* [WHAT YOU ARE ASKED TO DO]: Look through the data for the string "людьми". Copy every line where it is found.

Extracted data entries
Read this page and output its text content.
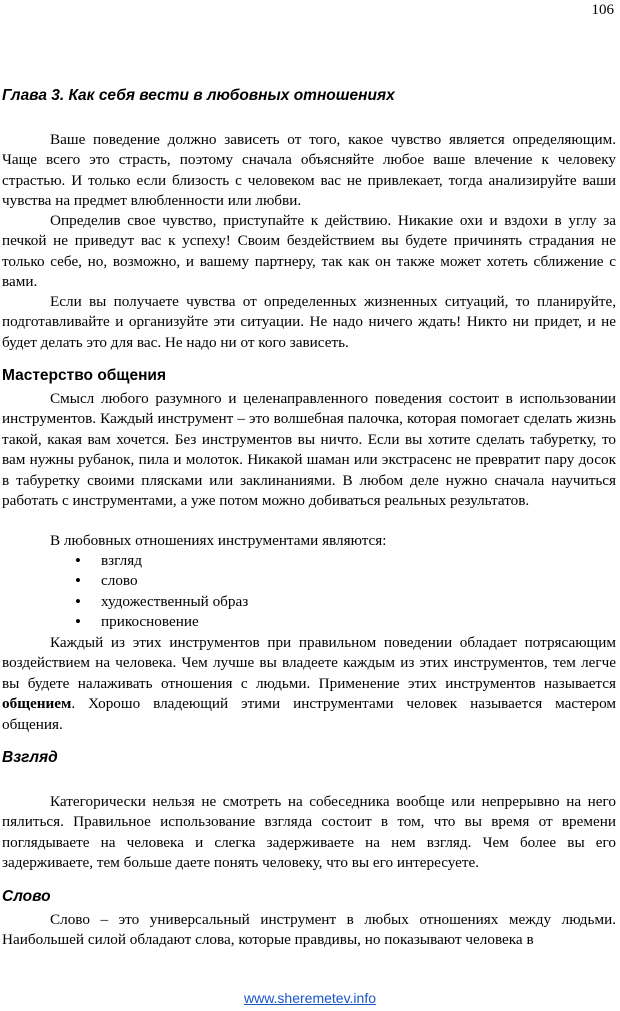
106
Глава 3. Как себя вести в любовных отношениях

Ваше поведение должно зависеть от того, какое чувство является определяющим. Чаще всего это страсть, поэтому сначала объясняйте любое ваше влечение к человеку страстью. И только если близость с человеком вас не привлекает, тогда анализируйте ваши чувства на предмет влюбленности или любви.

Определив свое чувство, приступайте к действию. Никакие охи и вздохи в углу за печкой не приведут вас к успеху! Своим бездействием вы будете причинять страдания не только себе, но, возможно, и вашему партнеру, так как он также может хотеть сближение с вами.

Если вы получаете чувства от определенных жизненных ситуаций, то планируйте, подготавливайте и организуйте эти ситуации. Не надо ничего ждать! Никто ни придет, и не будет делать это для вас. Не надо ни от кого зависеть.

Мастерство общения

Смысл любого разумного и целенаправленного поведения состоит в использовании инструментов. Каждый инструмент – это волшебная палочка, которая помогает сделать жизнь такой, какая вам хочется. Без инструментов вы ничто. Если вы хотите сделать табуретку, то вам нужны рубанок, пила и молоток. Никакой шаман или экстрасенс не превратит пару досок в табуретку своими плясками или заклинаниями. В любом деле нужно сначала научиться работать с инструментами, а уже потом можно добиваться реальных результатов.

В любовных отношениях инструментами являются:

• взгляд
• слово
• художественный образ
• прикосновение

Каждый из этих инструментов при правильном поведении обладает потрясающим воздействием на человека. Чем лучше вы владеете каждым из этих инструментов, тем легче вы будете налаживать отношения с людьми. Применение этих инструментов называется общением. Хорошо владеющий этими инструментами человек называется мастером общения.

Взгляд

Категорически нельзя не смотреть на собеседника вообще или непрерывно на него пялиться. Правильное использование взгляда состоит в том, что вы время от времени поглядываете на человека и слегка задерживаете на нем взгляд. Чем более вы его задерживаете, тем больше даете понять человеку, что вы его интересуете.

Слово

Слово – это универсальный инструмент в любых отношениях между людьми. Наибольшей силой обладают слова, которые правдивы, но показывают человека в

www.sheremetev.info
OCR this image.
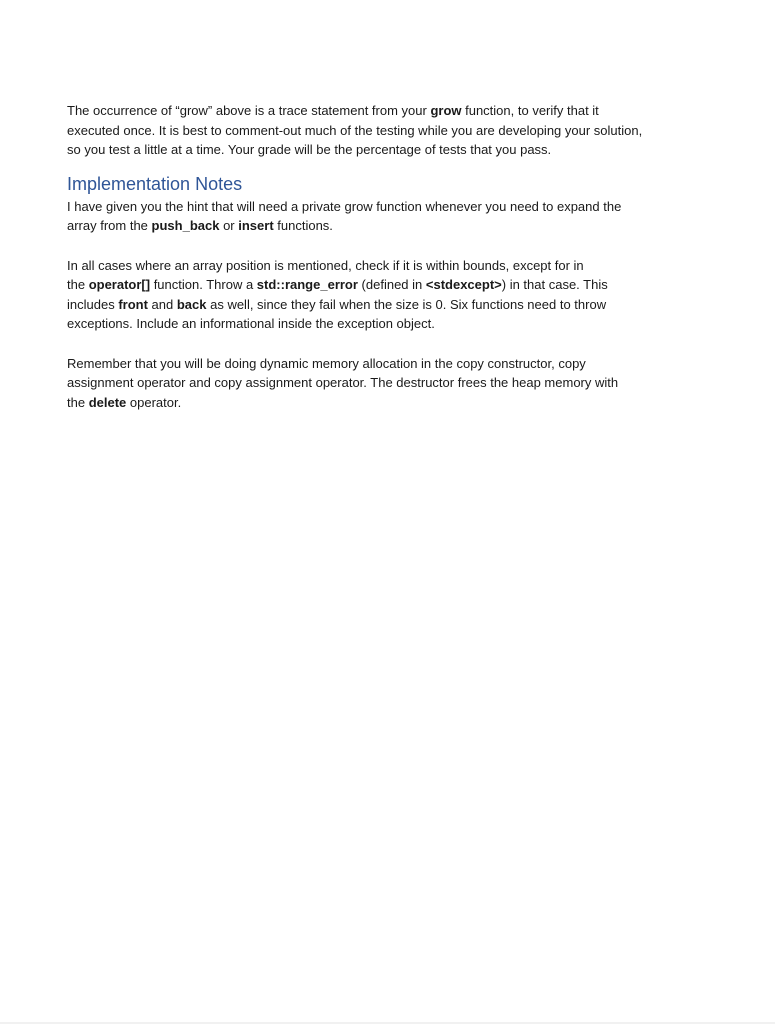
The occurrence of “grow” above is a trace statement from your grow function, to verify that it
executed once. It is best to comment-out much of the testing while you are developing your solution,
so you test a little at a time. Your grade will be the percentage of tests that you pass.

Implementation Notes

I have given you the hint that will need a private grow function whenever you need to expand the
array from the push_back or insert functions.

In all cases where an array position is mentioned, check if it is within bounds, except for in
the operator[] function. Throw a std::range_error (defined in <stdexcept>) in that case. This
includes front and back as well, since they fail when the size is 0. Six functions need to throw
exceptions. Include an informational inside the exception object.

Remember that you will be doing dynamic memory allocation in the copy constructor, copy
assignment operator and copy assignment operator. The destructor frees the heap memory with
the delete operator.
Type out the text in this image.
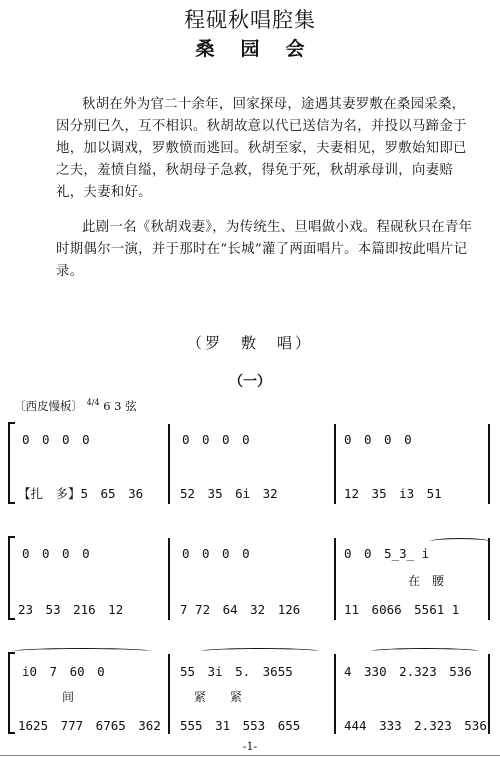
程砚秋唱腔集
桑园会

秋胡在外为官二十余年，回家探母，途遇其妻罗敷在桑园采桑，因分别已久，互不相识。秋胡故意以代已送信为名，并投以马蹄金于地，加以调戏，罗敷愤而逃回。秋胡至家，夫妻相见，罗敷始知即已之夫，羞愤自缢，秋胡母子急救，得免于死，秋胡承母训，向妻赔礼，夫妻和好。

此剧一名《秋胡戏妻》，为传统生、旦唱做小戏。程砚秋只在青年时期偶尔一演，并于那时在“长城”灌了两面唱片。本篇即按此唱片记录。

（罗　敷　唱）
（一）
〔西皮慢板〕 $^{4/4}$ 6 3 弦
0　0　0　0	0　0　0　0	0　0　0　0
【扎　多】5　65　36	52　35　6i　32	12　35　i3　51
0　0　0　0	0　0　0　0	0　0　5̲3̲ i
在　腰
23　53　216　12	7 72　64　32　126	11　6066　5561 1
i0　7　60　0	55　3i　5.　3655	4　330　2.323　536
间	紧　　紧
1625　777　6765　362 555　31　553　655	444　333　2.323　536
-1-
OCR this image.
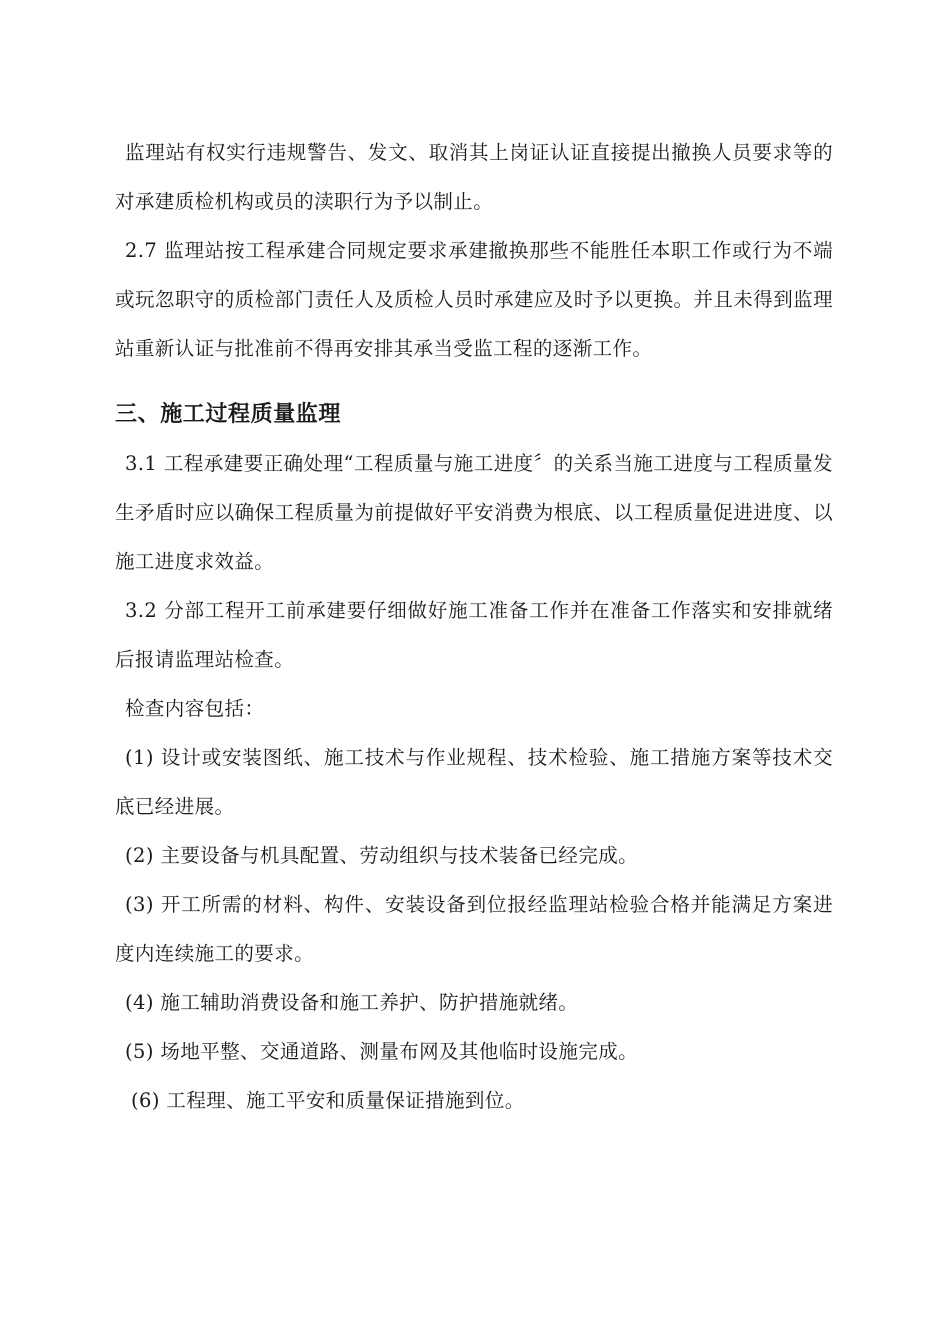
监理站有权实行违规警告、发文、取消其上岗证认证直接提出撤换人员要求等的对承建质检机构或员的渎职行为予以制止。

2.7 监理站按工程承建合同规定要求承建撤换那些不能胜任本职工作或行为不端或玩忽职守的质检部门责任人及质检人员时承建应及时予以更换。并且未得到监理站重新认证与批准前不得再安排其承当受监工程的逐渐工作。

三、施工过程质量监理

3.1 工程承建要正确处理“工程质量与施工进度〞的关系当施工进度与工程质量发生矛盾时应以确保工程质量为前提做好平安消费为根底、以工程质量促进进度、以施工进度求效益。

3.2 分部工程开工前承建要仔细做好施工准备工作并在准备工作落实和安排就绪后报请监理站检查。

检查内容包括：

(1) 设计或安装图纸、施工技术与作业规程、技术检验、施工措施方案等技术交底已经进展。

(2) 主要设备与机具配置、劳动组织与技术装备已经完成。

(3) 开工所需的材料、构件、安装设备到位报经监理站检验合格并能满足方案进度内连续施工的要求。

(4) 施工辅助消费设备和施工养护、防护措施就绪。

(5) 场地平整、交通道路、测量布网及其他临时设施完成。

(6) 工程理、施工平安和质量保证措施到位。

* [WRITTEN RESPONSE]:
Каждый из этих инструментов при правильном поведении обладает потрясающим воздействием на человека. Чем лучше вы владеете каждым из этих инструментов, тем легче вы будете налаживать отношения с людьми. Применение этих инструментов называется общением. Хорошо владеющий этими инструментами человек называется мастером общения.
Слово – это универсальный инструмент в любых отношениях между людьми. Наибольшей силой обладают слова, которые правдивы, но показывают человека в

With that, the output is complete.